(Coordinate annotation records)

------------------------------------------------

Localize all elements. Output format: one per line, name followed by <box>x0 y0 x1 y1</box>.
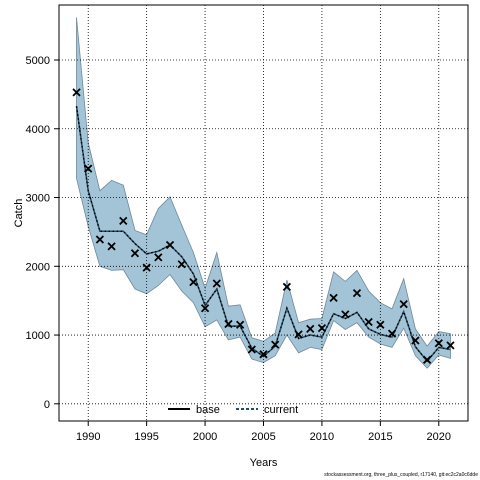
legend-label-current: current <box>264 404 298 416</box>
y-tick-label-1000: 1000 <box>26 330 50 342</box>
legend: base current <box>168 404 298 416</box>
y-axis: 0 1000 2000 3000 4000 5000 <box>26 55 59 411</box>
observed-point-1999 <box>189 277 198 287</box>
x-tick-label-2020: 2020 <box>427 431 451 443</box>
observed-point-2016 <box>387 329 397 338</box>
observed-point-1997 <box>165 240 175 250</box>
y-tick-label-5000: 5000 <box>26 55 50 67</box>
observed-point-2012 <box>341 310 350 319</box>
observed-point-2018 <box>411 336 420 345</box>
series-line-layer <box>75 105 451 363</box>
x-tick-label-2005: 2005 <box>251 431 275 443</box>
legend-label-base: base <box>196 404 220 416</box>
footnote: stockassessment.org, three_plus_coupled,… <box>324 472 478 478</box>
observed-point-2000 <box>200 304 210 313</box>
observed-point-2008 <box>294 330 303 339</box>
grid-layer <box>59 5 468 421</box>
observed-point-2006 <box>271 340 280 349</box>
observed-point-1993 <box>119 216 128 226</box>
observed-point-2019 <box>422 355 432 364</box>
observed-point-1998 <box>177 260 186 269</box>
observed-point-2002 <box>224 319 233 329</box>
observed-point-1994 <box>130 249 140 258</box>
series-line-current <box>75 105 451 363</box>
observed-point-2001 <box>212 279 221 288</box>
y-tick-label-0: 0 <box>44 399 50 411</box>
x-tick-label-2010: 2010 <box>310 431 334 443</box>
observed-point-1996 <box>154 253 163 262</box>
observed-point-2013 <box>352 288 362 298</box>
x-tick-label-2015: 2015 <box>368 431 392 443</box>
observed-point-2021 <box>446 341 455 350</box>
x-tick-label-1990: 1990 <box>76 431 100 443</box>
observed-point-2005 <box>259 350 268 359</box>
observed-points-layer <box>72 88 455 364</box>
observed-point-2015 <box>376 320 385 329</box>
x-tick-label-1995: 1995 <box>134 431 158 443</box>
confidence-band-layer <box>76 17 451 369</box>
x-axis-title: Years <box>250 457 278 469</box>
observed-point-2010 <box>317 324 327 333</box>
observed-point-1995 <box>142 263 151 272</box>
observed-point-2014 <box>364 317 373 327</box>
observed-point-1991 <box>95 235 105 244</box>
x-axis: 1990 1995 2000 2005 2010 2015 2020 <box>76 421 451 443</box>
series-line-base <box>75 105 451 363</box>
observed-point-1989 <box>72 88 81 97</box>
y-tick-label-3000: 3000 <box>26 193 50 205</box>
observed-point-1990 <box>84 164 93 173</box>
observed-point-2017 <box>399 299 408 309</box>
observed-point-2003 <box>235 320 245 329</box>
y-tick-label-4000: 4000 <box>26 124 50 136</box>
observed-point-1992 <box>107 242 116 251</box>
x-tick-label-2000: 2000 <box>193 431 217 443</box>
observed-point-2004 <box>247 345 256 354</box>
observed-point-2007 <box>282 282 292 292</box>
confidence-band <box>76 17 451 369</box>
observed-point-2011 <box>329 293 338 303</box>
observed-point-2020 <box>434 339 443 348</box>
y-tick-label-2000: 2000 <box>26 261 50 273</box>
observed-point-2009 <box>306 324 315 333</box>
y-axis-title: Catch <box>13 199 25 228</box>
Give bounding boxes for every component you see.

------------------------------------------------

• _WRITTEN REQUEST_: Can you edit the records above by replacing "Localize" with "Locate" throughout, leaving everything else unchanged and omitting the pictures from your answer?

• _EXERCISE OUTPUT_:
Locate all elements. Output format: one per line, name followed by <box>x0 y0 x1 y1</box>.
legend-label-current: current <box>264 404 298 416</box>
y-tick-label-1000: 1000 <box>26 330 50 342</box>
legend: base current <box>168 404 298 416</box>
y-axis: 0 1000 2000 3000 4000 5000 <box>26 55 59 411</box>
observed-point-1999 <box>189 277 198 287</box>
x-tick-label-2020: 2020 <box>427 431 451 443</box>
observed-point-2016 <box>387 329 397 338</box>
observed-point-1997 <box>165 240 175 250</box>
y-tick-label-5000: 5000 <box>26 55 50 67</box>
observed-point-2012 <box>341 310 350 319</box>
observed-point-2018 <box>411 336 420 345</box>
series-line-layer <box>75 105 451 363</box>
x-tick-label-2005: 2005 <box>251 431 275 443</box>
legend-label-base: base <box>196 404 220 416</box>
footnote: stockassessment.org, three_plus_coupled,… <box>324 472 478 478</box>
observed-point-2000 <box>200 304 210 313</box>
observed-point-2008 <box>294 330 303 339</box>
grid-layer <box>59 5 468 421</box>
observed-point-2006 <box>271 340 280 349</box>
observed-point-1993 <box>119 216 128 226</box>
observed-point-2019 <box>422 355 432 364</box>
observed-point-1998 <box>177 260 186 269</box>
observed-point-2002 <box>224 319 233 329</box>
observed-point-1994 <box>130 249 140 258</box>
series-line-current <box>75 105 451 363</box>
observed-point-2001 <box>212 279 221 288</box>
y-tick-label-0: 0 <box>44 399 50 411</box>
x-tick-label-2010: 2010 <box>310 431 334 443</box>
observed-point-1996 <box>154 253 163 262</box>
observed-point-2013 <box>352 288 362 298</box>
x-tick-label-2015: 2015 <box>368 431 392 443</box>
observed-point-2021 <box>446 341 455 350</box>
x-tick-label-1990: 1990 <box>76 431 100 443</box>
observed-point-2005 <box>259 350 268 359</box>
observed-points-layer <box>72 88 455 364</box>
observed-point-2015 <box>376 320 385 329</box>
x-tick-label-1995: 1995 <box>134 431 158 443</box>
confidence-band-layer <box>76 17 451 369</box>
x-axis-title: Years <box>250 457 278 469</box>
observed-point-2010 <box>317 324 327 333</box>
observed-point-1995 <box>142 263 151 272</box>
observed-point-2014 <box>364 317 373 327</box>
observed-point-1991 <box>95 235 105 244</box>
x-axis: 1990 1995 2000 2005 2010 2015 2020 <box>76 421 451 443</box>
series-line-base <box>75 105 451 363</box>
observed-point-1989 <box>72 88 81 97</box>
y-tick-label-3000: 3000 <box>26 193 50 205</box>
observed-point-1990 <box>84 164 93 173</box>
observed-point-2017 <box>399 299 408 309</box>
observed-point-2003 <box>235 320 245 329</box>
y-tick-label-4000: 4000 <box>26 124 50 136</box>
observed-point-1992 <box>107 242 116 251</box>
x-tick-label-2000: 2000 <box>193 431 217 443</box>
observed-point-2004 <box>247 345 256 354</box>
observed-point-2007 <box>282 282 292 292</box>
confidence-band <box>76 17 451 369</box>
observed-point-2011 <box>329 293 338 303</box>
observed-point-2020 <box>434 339 443 348</box>
y-tick-label-2000: 2000 <box>26 261 50 273</box>
observed-point-2009 <box>306 324 315 333</box>
y-axis-title: Catch <box>13 199 25 228</box>
Give bounding boxes for every component you see.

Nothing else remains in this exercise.